Entries taken from a collection
+===+
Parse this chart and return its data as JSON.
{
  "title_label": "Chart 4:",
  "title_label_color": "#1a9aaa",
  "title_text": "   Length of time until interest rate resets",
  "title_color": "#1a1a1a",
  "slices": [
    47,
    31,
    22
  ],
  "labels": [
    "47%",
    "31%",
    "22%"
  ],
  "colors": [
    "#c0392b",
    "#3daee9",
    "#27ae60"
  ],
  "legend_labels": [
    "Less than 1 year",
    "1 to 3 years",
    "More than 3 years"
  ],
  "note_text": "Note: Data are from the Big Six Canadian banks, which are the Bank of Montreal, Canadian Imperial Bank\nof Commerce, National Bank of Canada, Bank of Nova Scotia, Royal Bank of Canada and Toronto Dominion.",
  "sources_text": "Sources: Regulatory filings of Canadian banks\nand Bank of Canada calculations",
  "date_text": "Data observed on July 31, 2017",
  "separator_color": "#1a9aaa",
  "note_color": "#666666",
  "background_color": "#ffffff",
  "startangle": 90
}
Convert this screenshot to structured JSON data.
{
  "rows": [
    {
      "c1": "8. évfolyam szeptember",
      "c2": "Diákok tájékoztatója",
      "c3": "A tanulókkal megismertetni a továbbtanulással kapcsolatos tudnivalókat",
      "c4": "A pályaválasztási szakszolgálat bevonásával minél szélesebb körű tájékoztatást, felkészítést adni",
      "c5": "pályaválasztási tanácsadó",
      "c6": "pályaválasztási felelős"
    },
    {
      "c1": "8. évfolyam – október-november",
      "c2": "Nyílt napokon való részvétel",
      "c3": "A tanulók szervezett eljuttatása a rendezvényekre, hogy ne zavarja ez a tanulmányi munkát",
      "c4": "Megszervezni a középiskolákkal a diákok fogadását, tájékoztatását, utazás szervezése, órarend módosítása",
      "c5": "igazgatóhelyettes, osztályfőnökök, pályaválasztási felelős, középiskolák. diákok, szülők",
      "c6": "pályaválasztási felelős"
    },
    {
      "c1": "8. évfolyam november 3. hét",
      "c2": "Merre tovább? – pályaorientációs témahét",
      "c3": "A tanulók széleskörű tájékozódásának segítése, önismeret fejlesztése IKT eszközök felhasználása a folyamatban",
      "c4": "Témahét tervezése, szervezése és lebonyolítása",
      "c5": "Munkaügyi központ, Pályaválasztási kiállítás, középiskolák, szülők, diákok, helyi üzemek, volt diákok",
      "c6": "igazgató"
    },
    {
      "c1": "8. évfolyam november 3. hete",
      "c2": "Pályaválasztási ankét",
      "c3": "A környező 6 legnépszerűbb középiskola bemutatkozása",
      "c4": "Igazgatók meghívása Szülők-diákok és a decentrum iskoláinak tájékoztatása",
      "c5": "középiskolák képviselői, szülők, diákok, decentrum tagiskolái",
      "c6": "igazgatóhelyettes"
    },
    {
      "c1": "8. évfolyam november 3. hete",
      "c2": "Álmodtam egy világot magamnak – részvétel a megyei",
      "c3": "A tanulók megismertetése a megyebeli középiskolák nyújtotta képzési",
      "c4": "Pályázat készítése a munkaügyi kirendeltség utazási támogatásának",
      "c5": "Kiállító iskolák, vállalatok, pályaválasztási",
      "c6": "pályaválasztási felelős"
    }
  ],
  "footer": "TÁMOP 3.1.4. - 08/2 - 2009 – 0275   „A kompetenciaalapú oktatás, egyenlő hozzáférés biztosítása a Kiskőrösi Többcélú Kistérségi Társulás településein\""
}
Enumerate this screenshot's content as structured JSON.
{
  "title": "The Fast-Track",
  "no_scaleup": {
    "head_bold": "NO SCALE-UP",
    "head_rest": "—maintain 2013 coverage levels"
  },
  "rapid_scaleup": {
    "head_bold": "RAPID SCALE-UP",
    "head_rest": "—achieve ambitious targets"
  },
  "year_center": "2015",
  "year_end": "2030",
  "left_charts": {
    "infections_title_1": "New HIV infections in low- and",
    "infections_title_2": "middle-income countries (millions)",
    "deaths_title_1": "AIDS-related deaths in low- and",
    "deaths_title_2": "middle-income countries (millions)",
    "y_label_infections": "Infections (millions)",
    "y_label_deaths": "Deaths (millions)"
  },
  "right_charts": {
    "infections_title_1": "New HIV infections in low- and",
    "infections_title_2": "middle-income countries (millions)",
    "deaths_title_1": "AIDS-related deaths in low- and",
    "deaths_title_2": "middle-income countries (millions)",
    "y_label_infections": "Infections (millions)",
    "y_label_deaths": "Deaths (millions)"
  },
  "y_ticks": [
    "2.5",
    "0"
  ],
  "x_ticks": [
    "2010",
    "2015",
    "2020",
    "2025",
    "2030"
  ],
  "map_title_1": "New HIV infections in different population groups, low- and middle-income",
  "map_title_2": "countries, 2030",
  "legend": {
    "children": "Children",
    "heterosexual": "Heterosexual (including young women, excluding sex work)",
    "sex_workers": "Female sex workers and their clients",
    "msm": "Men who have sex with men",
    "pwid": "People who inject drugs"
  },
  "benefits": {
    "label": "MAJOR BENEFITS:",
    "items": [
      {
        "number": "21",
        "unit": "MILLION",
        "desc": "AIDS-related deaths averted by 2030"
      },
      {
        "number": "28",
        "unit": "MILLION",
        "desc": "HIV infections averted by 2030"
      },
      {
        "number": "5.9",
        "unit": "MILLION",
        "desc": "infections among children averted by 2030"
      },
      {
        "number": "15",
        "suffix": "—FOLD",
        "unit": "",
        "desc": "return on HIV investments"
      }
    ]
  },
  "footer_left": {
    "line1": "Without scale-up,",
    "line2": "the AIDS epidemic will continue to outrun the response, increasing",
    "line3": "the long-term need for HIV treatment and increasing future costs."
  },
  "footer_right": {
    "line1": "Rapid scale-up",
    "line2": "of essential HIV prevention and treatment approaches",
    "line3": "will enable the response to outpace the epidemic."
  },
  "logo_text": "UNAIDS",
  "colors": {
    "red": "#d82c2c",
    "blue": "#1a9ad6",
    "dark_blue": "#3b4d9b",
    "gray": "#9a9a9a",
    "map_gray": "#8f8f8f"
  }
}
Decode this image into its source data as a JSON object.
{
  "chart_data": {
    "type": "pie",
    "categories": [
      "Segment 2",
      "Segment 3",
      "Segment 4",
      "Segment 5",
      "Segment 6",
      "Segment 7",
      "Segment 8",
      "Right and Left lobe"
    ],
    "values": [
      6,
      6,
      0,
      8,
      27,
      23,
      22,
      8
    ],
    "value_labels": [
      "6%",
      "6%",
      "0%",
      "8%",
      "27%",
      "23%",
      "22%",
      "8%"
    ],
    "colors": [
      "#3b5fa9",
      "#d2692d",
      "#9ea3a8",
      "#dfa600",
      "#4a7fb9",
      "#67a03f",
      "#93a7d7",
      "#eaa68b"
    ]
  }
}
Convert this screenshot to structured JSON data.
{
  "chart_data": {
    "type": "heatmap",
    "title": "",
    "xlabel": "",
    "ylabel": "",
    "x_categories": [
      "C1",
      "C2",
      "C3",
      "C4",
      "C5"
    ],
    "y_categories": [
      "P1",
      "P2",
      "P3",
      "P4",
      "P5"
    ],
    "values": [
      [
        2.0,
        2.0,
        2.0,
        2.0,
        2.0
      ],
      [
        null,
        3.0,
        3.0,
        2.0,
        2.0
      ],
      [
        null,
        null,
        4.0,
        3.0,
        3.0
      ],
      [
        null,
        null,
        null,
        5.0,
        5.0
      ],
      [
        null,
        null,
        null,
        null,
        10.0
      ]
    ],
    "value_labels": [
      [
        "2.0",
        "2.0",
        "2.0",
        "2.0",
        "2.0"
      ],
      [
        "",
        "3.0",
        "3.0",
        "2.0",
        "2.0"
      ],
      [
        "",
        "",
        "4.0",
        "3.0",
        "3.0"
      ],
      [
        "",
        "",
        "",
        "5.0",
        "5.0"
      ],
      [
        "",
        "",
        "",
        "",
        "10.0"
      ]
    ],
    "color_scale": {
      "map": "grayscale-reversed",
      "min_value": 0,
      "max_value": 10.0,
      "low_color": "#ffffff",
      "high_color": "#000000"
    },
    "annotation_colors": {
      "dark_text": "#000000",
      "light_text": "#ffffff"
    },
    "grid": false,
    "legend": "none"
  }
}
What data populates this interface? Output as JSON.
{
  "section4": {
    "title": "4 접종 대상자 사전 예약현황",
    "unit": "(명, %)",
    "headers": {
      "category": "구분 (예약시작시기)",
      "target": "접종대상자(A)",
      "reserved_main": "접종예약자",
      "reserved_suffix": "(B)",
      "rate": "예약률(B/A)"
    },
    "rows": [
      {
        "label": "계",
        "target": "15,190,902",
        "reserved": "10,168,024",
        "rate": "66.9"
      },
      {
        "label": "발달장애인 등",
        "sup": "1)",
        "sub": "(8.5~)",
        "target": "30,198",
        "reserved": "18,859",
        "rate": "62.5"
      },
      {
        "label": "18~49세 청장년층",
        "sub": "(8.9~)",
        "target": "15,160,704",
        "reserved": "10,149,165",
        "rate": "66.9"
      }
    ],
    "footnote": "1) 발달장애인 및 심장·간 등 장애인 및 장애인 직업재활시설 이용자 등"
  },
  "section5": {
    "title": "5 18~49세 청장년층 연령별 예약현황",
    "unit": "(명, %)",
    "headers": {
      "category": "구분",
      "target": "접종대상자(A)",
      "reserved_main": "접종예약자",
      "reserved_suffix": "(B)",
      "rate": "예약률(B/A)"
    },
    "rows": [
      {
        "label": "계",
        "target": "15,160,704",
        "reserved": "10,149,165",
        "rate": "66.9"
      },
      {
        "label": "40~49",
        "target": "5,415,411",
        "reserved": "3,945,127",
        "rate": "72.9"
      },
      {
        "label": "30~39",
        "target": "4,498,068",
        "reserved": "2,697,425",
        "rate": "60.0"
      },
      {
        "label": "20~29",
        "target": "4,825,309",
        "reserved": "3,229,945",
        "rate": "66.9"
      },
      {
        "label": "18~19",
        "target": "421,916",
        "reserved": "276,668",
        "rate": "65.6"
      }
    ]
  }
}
+===+
(WHAT YOU HAVE TO DO) Give the count of lines in the records that contain "treatment", and no other text.

(OUTPUT) 2